DATA FOR PROCESSING
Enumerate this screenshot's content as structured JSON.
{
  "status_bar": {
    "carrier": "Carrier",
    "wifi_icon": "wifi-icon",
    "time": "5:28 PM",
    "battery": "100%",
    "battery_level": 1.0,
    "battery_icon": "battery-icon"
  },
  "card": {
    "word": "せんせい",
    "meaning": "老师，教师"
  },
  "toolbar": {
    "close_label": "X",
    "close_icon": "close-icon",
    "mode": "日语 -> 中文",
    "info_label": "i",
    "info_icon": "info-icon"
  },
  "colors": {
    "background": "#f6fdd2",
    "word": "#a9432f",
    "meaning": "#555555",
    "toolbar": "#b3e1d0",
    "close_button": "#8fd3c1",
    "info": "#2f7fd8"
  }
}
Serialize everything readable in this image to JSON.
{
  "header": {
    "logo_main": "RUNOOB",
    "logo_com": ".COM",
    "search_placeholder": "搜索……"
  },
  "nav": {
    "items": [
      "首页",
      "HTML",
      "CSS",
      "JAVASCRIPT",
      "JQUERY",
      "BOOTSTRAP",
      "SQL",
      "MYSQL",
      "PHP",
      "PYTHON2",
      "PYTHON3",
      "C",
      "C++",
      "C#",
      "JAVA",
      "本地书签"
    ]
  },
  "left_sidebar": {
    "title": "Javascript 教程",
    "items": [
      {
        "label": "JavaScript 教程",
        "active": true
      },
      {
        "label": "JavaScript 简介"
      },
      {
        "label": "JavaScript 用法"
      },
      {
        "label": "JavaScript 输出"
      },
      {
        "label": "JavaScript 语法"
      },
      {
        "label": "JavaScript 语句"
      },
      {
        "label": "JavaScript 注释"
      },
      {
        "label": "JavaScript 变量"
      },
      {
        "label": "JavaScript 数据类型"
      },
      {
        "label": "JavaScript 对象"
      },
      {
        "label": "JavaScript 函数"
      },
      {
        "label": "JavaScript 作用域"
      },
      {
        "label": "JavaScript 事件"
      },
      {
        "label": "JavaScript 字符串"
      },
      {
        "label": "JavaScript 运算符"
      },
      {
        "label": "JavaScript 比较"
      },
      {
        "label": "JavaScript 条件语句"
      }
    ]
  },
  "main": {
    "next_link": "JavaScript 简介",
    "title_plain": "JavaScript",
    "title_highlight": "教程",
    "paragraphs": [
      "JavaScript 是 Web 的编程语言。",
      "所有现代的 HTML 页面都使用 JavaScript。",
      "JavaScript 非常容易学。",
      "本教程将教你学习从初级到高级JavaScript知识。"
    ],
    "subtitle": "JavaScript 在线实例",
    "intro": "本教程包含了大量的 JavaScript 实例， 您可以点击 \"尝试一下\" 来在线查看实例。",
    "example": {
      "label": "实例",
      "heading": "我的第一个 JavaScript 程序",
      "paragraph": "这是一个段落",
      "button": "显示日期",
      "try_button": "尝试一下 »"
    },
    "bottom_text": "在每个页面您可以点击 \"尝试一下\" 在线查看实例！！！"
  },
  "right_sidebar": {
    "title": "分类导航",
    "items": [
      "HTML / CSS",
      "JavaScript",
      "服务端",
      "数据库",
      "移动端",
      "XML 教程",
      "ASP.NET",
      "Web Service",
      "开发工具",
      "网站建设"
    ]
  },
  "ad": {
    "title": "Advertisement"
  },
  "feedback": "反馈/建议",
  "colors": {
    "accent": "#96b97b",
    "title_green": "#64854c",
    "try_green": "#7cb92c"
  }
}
==
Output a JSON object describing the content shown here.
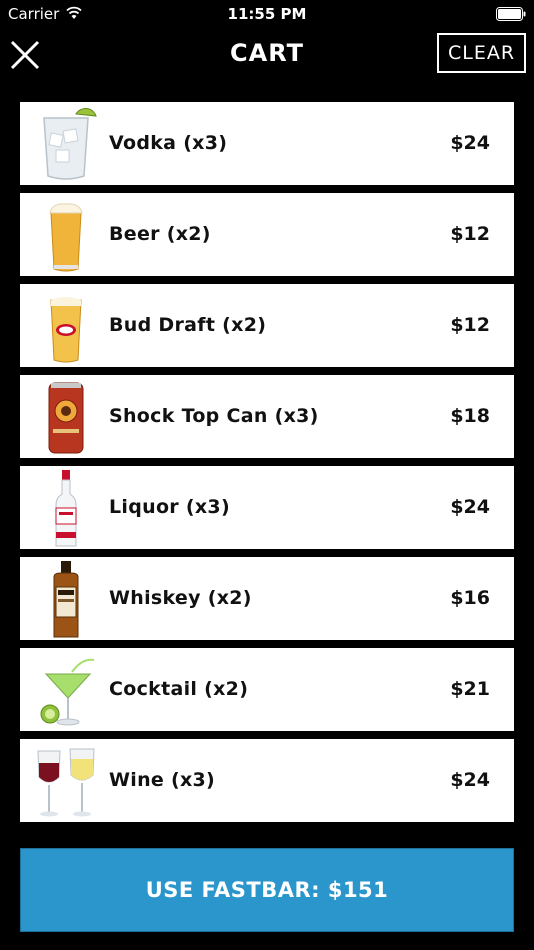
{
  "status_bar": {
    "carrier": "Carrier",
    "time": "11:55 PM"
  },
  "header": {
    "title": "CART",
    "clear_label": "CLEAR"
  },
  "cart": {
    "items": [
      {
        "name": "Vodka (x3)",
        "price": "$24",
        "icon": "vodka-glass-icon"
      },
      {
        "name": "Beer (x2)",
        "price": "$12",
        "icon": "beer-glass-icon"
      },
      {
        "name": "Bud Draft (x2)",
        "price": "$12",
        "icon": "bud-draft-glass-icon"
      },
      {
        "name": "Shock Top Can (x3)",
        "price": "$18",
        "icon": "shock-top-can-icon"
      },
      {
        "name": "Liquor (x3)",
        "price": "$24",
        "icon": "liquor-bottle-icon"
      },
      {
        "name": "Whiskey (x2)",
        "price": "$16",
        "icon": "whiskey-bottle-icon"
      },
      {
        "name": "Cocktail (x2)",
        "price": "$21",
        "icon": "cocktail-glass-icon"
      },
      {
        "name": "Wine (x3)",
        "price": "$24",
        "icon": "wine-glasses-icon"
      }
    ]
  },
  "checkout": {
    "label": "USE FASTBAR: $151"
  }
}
---
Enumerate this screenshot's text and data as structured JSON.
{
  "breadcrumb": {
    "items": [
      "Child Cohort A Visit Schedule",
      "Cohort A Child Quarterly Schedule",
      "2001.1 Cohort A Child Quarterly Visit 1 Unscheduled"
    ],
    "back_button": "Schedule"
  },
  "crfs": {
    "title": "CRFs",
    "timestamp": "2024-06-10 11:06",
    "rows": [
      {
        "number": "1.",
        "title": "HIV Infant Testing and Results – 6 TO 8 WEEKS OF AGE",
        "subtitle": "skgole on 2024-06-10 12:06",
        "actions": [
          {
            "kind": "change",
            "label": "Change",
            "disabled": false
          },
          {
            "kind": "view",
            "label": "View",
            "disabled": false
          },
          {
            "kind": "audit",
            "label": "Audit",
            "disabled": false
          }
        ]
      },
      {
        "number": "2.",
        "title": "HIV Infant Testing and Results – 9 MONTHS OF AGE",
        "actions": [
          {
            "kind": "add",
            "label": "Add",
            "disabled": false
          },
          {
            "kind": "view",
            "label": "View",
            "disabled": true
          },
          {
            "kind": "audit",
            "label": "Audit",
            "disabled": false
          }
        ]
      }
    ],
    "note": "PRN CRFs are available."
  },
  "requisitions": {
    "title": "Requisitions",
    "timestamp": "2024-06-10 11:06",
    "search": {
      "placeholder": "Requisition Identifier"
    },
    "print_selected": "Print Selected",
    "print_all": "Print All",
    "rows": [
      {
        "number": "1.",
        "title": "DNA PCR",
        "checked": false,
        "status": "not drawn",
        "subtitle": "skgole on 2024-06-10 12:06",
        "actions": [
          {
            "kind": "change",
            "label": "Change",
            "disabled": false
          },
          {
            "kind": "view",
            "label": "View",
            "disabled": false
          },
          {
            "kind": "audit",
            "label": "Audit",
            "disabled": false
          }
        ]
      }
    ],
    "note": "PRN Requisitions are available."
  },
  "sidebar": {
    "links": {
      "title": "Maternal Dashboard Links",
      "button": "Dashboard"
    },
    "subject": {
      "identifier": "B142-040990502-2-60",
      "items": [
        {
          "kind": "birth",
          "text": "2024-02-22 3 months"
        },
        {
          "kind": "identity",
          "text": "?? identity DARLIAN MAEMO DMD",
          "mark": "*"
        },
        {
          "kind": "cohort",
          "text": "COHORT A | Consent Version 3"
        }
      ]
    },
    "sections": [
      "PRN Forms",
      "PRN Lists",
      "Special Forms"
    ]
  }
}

WHAT IS REQUIRED
Count how many lines in the data above hold the string "Dashboard", and give the number with no other words.

ANSWER FOR THE TASK
2